_Written request_
Look over the entries that follow and work out how many lines contain "oder". State the number only.

_Supplied data_

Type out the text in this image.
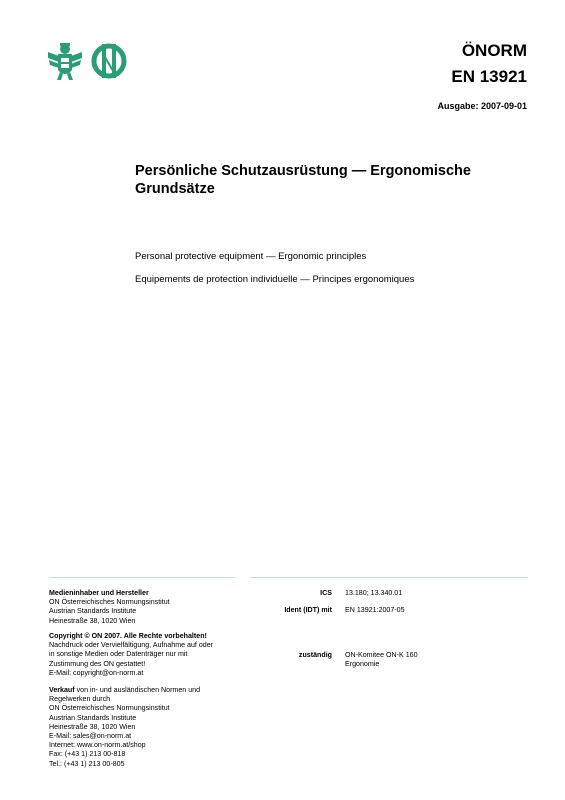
ÖNORM
EN 13921
Ausgabe: 2007-09-01
Persönliche Schutzausrüstung — Ergonomische Grundsätze
Personal protective equipment — Ergonomic principles
Equipements de protection individuelle — Principes ergonomiques
Medieninhaber und Hersteller
ON Österreichisches Normungsinstitut
Austrian Standards Institute
Heinestraße 38, 1020 Wien
Copyright © ON 2007. Alle Rechte vorbehalten!
Nachdruck oder Vervielfältigung, Aufnahme auf oder
in sonstige Medien oder Datenträger nur mit
Zustimmung des ON gestattet!
E-Mail: copyright@on-norm.at
Verkauf von in- und ausländischen Normen und
Regelwerken durch
ON Österreichisches Normungsinstitut
Austrian Standards Institute
Heinestraße 38, 1020 Wien
E-Mail: sales@on-norm.at
Internet: www.on-norm.at/shop
Fax: (+43 1) 213 00-818
Tel.: (+43 1) 213 00-805
ICS 13.180; 13.340.01
Ident (IDT) mit EN 13921:2007-05
zuständig ON-Komitee ON-K 160
Ergonomie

_Response to the exercise_
2